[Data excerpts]
###
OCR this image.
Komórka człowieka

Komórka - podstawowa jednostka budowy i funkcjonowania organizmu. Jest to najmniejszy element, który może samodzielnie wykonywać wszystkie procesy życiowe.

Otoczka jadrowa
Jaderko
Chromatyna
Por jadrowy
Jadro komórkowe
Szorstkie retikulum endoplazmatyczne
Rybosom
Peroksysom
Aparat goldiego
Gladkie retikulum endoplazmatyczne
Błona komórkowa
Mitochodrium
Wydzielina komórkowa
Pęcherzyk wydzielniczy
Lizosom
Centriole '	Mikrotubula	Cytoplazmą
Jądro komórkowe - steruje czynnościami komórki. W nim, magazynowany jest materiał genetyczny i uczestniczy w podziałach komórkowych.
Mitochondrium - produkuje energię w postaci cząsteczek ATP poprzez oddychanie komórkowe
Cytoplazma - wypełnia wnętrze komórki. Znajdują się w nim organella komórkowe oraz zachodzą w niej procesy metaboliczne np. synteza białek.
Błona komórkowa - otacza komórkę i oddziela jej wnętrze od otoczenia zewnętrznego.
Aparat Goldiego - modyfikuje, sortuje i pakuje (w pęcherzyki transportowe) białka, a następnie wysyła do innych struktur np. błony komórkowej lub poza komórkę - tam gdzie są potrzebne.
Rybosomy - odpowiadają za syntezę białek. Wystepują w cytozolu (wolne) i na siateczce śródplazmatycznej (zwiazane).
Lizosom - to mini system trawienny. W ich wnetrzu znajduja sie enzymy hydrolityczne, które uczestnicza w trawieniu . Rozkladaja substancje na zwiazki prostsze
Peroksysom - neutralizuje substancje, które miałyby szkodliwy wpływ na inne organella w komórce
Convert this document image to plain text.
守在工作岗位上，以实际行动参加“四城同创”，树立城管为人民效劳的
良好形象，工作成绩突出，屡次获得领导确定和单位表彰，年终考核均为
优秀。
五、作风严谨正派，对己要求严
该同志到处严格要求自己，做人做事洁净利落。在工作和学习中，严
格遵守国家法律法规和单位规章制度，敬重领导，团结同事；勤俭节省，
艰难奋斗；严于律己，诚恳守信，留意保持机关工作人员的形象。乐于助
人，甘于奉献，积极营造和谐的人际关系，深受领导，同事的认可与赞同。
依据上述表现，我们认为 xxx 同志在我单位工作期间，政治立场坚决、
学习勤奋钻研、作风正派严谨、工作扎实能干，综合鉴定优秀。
###
Copy each line above that contains the string "białek".

### Reply
Cytoplazma - wypełnia wnętrze komórki. Znajdują się w nim organella komórkowe oraz zachodzą w niej procesy metaboliczne np. synteza białek.
Rybosomy - odpowiadają za syntezę białek. Wystepują w cytozolu (wolne) i na siateczce śródplazmatycznej (zwiazane).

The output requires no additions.